▶ **Items**:
========================================
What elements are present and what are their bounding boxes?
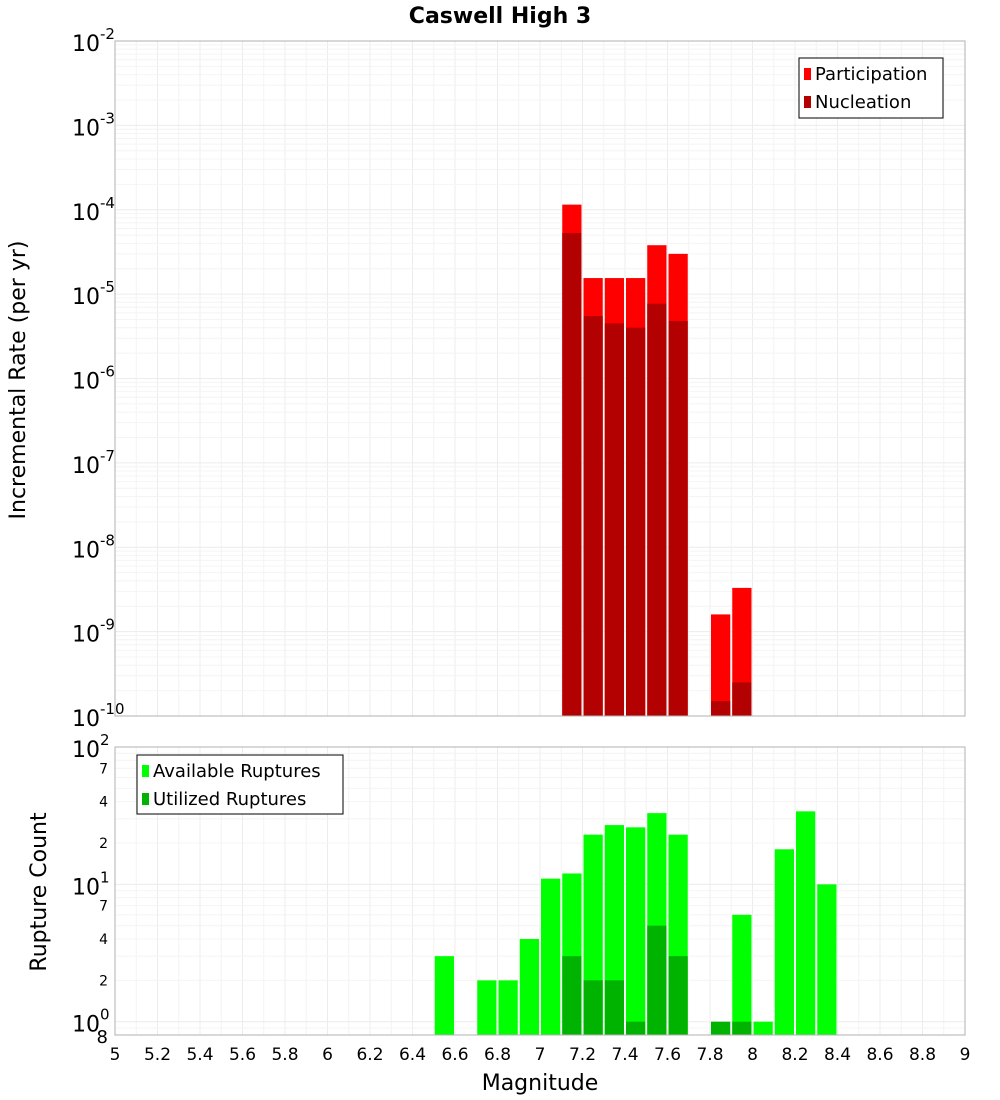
- bottom-y-tick-labels: 102 101 100 7 4 2 7 4 2 8: [72, 731, 110, 1048]
- x-tick-label: 8: [747, 1045, 758, 1065]
- top-y-tick-label: 10-2: [72, 25, 115, 57]
- top-y-tick-label: 10-3: [72, 109, 115, 141]
- bottom-bar-utilized-ruptures: [626, 1021, 646, 1035]
- x-tick-label: 6: [322, 1045, 333, 1065]
- top-legend-label: Nucleation: [815, 92, 911, 113]
- x-tick-label: 6.4: [399, 1045, 426, 1065]
- bottom-bar-available-ruptures: [541, 878, 561, 1035]
- top-bar-participation: [711, 614, 731, 716]
- bottom-legend: Available Ruptures Utilized Ruptures: [136, 754, 344, 815]
- bottom-bar-available-ruptures: [477, 980, 497, 1035]
- bottom-y-tick-label: 102: [72, 731, 110, 763]
- top-bars: [562, 204, 752, 717]
- bottom-legend-label: Utilized Ruptures: [153, 789, 306, 810]
- top-bar-nucleation: [668, 321, 688, 716]
- bottom-bar-available-ruptures: [817, 884, 837, 1035]
- x-tick-label: 7.4: [611, 1045, 638, 1065]
- x-tick-label: 5: [110, 1045, 121, 1065]
- bottom-bar-utilized-ruptures: [583, 980, 603, 1035]
- top-legend-label: Participation: [815, 64, 927, 85]
- x-tick-label: 6.8: [484, 1045, 511, 1065]
- x-tick-label: 8.6: [866, 1045, 893, 1065]
- bottom-bar-utilized-ruptures: [732, 1021, 752, 1035]
- x-tick-label: 6.6: [441, 1045, 468, 1065]
- top-bar-nucleation: [604, 323, 624, 716]
- bottom-y-minor-tick-label: 2: [99, 973, 108, 989]
- bottom-bar-utilized-ruptures: [562, 956, 582, 1035]
- x-tick-label: 5.8: [271, 1045, 298, 1065]
- top-y-tick-label: 10-9: [72, 616, 115, 648]
- top-plot-border: [114, 40, 966, 717]
- bottom-bar-available-ruptures: [519, 939, 539, 1035]
- top-legend-swatch: [804, 96, 811, 108]
- bottom-bar-available-ruptures: [498, 980, 518, 1035]
- x-tick-label: 8.8: [909, 1045, 936, 1065]
- bottom-y-minor-tick-label: 7: [99, 761, 108, 777]
- x-tick-label: 9: [960, 1045, 971, 1065]
- bottom-y-axis-title: Rupture Count: [27, 812, 52, 972]
- x-tick-label: 7.2: [569, 1045, 596, 1065]
- bottom-bars: [434, 811, 837, 1035]
- top-y-tick-labels: 10-2 10-3 10-4 10-5 10-6 10-7 10-8 10-9 10-10: [72, 25, 125, 732]
- top-gridlines: [114, 41, 966, 717]
- bottom-plot-border: [114, 746, 966, 1036]
- bottom-bar-utilized-ruptures: [647, 925, 667, 1035]
- top-legend-swatch: [804, 68, 811, 80]
- x-tick-label: 8.2: [781, 1045, 808, 1065]
- x-tick-label: 6.2: [356, 1045, 383, 1065]
- bottom-bar-utilized-ruptures: [711, 1021, 731, 1035]
- bottom-y-minor-tick-label: 4: [99, 932, 108, 948]
- bottom-bar-available-ruptures: [434, 956, 454, 1035]
- x-axis-title: Magnitude: [482, 1071, 599, 1096]
- top-y-tick-label: 10-10: [72, 700, 125, 732]
- bottom-bar-utilized-ruptures: [668, 956, 688, 1035]
- bottom-y-tick-label: 101: [72, 868, 110, 900]
- bottom-legend-swatch: [142, 765, 149, 777]
- top-bar-nucleation: [711, 701, 731, 716]
- top-legend: Participation Nucleation: [798, 57, 944, 119]
- bottom-bar-utilized-ruptures: [604, 980, 624, 1035]
- top-plot-panel: 10-2 10-3 10-4 10-5 10-6 10-7 10-8 10-9 10-10 Pa…: [72, 25, 966, 732]
- top-y-tick-label: 10-6: [72, 363, 115, 395]
- chart-title: Caswell High 3: [409, 4, 591, 29]
- bottom-bar-available-ruptures: [796, 811, 816, 1035]
- bottom-bar-available-ruptures: [753, 1021, 773, 1035]
- x-tick-label: 8.4: [824, 1045, 851, 1065]
- x-tick-label: 7.6: [654, 1045, 681, 1065]
- bottom-bar-available-ruptures: [774, 849, 794, 1035]
- bottom-legend-box: [136, 754, 344, 815]
- top-y-tick-label: 10-8: [72, 531, 115, 563]
- x-tick-label: 5.2: [144, 1045, 171, 1065]
- bottom-y-minor-tick-label: 7: [99, 899, 108, 915]
- bottom-legend-swatch: [142, 793, 149, 805]
- top-bar-nucleation: [732, 682, 752, 716]
- bottom-y-minor-tick-label: 8: [97, 1027, 108, 1048]
- bottom-bar-available-ruptures: [626, 827, 646, 1035]
- top-y-axis-title: Incremental Rate (per yr): [6, 241, 31, 520]
- bottom-y-minor-tick-label: 4: [99, 795, 108, 811]
- x-tick-label: 7.8: [696, 1045, 723, 1065]
- bottom-y-tick-label: 100: [72, 1006, 110, 1038]
- top-bar-nucleation: [583, 316, 603, 716]
- bottom-y-minor-tick-label: 2: [99, 836, 108, 852]
- top-bar-nucleation: [626, 327, 646, 716]
- bottom-legend-label: Available Ruptures: [153, 761, 321, 782]
- top-bar-nucleation: [647, 303, 667, 716]
- top-y-tick-label: 10-7: [72, 447, 115, 479]
- top-y-tick-label: 10-4: [72, 194, 115, 226]
- top-legend-box: [798, 57, 944, 119]
- top-y-tick-label: 10-5: [72, 278, 115, 310]
- x-tick-label: 5.6: [229, 1045, 256, 1065]
- x-tick-label: 7: [535, 1045, 546, 1065]
- bottom-plot-panel: 102 101 100 7 4 2 7 4 2 8 Available Ruptures Utili…: [72, 731, 966, 1048]
- top-bar-nucleation: [562, 233, 582, 716]
- x-tick-label: 5.4: [186, 1045, 213, 1065]
- x-tick-labels: 5 5.2 5.4 5.6 5.8 6 6.2 6.4 6.6 6.8 7 7.2 7.4 7.6 7.8 8…: [110, 1045, 971, 1065]
- bottom-bar-available-ruptures: [732, 914, 752, 1035]
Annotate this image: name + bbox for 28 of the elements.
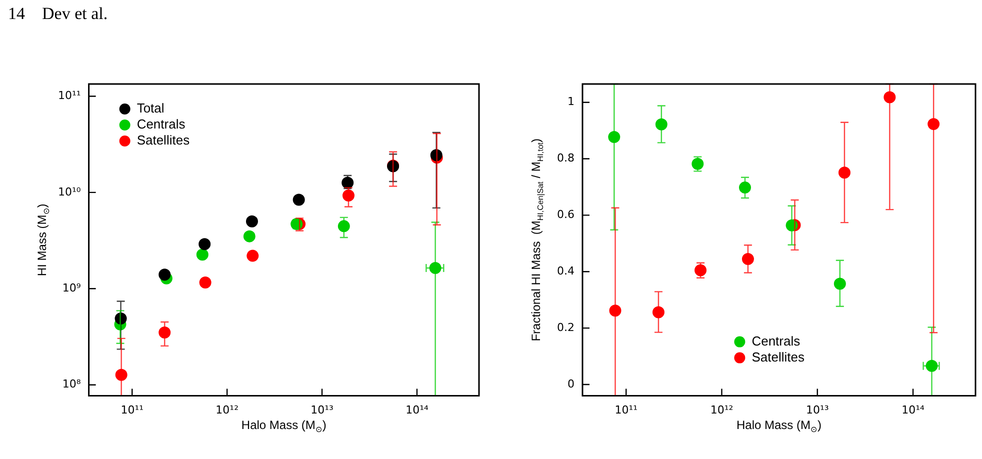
x-axis-title: Halo Mass (M⊙) — [241, 418, 326, 434]
y-axis-title: HI Mass (M⊙) — [35, 204, 52, 276]
y-tick-label: 10¹¹ — [58, 89, 81, 102]
x-tick-label: 10¹³ — [806, 403, 829, 416]
y-axis-title: Fractional HI Mass (MHI,Cen|Sat / MHI,tot) — [528, 138, 545, 342]
text: 14 Dev et al. — [8, 4, 108, 24]
legend-label: Satellites — [752, 349, 805, 364]
y-tick-label: 0.2 — [556, 320, 574, 334]
y-tick-label: 0.6 — [556, 208, 574, 222]
y-tick-label: 10⁸ — [62, 378, 82, 391]
x-tick-label: 10¹³ — [310, 403, 334, 416]
x-tick-label: 10¹² — [216, 403, 238, 416]
x-tick-label: 10¹¹ — [614, 403, 638, 416]
x-tick-label: 10¹¹ — [120, 403, 144, 416]
y-tick-label: 10⁹ — [62, 282, 81, 295]
x-axis-title: Halo Mass (M⊙) — [736, 418, 822, 434]
y-tick-label: 0 — [567, 377, 574, 390]
y-tick-label: 0.8 — [556, 152, 574, 165]
y-tick-label: 0.4 — [556, 264, 574, 278]
legend-label: Satellites — [136, 132, 190, 148]
x-tick-label: 10¹² — [710, 403, 734, 416]
legend-label: Centrals — [136, 116, 186, 132]
x-tick-label: 10¹⁴ — [406, 403, 429, 416]
y-tick-label: 1 — [567, 95, 574, 108]
legend-label: Centrals — [752, 333, 801, 348]
x-tick-label: 10¹⁴ — [902, 403, 926, 416]
legend-label: Total — [136, 100, 164, 116]
y-tick-label: 10¹⁰ — [58, 185, 82, 198]
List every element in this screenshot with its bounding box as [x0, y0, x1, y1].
========================================
▶ **Description of the task**: Lay out as a Markdown table, with columns named Row and Entry, the lines starting at the one containing "- bottom-y-tick-labels: 102" and ending at the one containing "- bottom-legend-label: Utilized", both included. Number each line in Row, put the line itself in Entry, and leave out any blank lines.

▶ **Result**:
| Row | Entry |
|---|---|
| 1 | - bottom-y-tick-labels: 102 101 100 7 4 2 7 4 2 8: [72, 731, 110, 1048] |
| 2 | - x-tick-label: 8: [747, 1045, 758, 1065] |
| 3 | - top-y-tick-label: 10-2: [72, 25, 115, 57] |
| 4 | - top-y-tick-label: 10-3: [72, 109, 115, 141] |
| 5 | - bottom-bar-utilized-ruptures: [626, 1021, 646, 1035] |
| 6 | - x-tick-label: 6: [322, 1045, 333, 1065] |
| 7 | - top-legend-label: Nucleation: [815, 92, 911, 113] |
| 8 | - x-tick-label: 6.4: [399, 1045, 426, 1065] |
| 9 | - bottom-bar-available-ruptures: [541, 878, 561, 1035] |
| 10 | - top-bar-participation: [711, 614, 731, 716] |
| 11 | - bottom-legend: Available Ruptures Utilized Ruptures: [136, 754, 344, 815] |
| 12 | - bottom-bar-available-ruptures: [477, 980, 497, 1035] |
| 13 | - bottom-y-tick-label: 102: [72, 731, 110, 763] |
| 14 | - top-bars: [562, 204, 752, 717] |
| 15 | - bottom-legend-label: Utilized Ruptures: [153, 789, 306, 810] |